_PROBLEM DESCRIPTION_: Copy each line below without leaving any out.

RECORD EXTRACTS start

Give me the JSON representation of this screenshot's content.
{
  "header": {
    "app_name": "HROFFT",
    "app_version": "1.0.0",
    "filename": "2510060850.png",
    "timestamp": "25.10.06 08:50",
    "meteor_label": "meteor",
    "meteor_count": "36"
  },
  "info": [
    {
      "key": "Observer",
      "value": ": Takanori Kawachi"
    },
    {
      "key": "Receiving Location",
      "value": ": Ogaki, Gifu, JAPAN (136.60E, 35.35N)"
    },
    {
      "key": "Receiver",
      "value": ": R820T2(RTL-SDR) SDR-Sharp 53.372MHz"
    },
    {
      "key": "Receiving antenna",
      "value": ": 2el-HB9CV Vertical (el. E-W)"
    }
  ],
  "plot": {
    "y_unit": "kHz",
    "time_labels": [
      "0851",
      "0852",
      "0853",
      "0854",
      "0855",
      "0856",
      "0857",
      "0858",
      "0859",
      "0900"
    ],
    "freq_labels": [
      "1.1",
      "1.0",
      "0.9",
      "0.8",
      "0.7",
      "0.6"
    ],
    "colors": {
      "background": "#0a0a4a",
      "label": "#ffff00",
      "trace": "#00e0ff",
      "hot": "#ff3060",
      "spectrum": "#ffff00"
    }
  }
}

RECORD EXTRACTS end

_ANSWER TO THE TASK_:
Give me the JSON representation of this screenshot's content.
{
  "header": {
    "app_name": "HROFFT",
    "app_version": "1.0.0",
    "filename": "2510060850.png",
    "timestamp": "25.10.06 08:50",
    "meteor_label": "meteor",
    "meteor_count": "36"
  },
  "info": [
    {
      "key": "Observer",
      "value": ": Takanori Kawachi"
    },
    {
      "key": "Receiving Location",
      "value": ": Ogaki, Gifu, JAPAN (136.60E, 35.35N)"
    },
    {
      "key": "Receiver",
      "value": ": R820T2(RTL-SDR) SDR-Sharp 53.372MHz"
    },
    {
      "key": "Receiving antenna",
      "value": ": 2el-HB9CV Vertical (el. E-W)"
    }
  ],
  "plot": {
    "y_unit": "kHz",
    "time_labels": [
      "0851",
      "0852",
      "0853",
      "0854",
      "0855",
      "0856",
      "0857",
      "0858",
      "0859",
      "0900"
    ],
    "freq_labels": [
      "1.1",
      "1.0",
      "0.9",
      "0.8",
      "0.7",
      "0.6"
    ],
    "colors": {
      "background": "#0a0a4a",
      "label": "#ffff00",
      "trace": "#00e0ff",
      "hot": "#ff3060",
      "spectrum": "#ffff00"
    }
  }
}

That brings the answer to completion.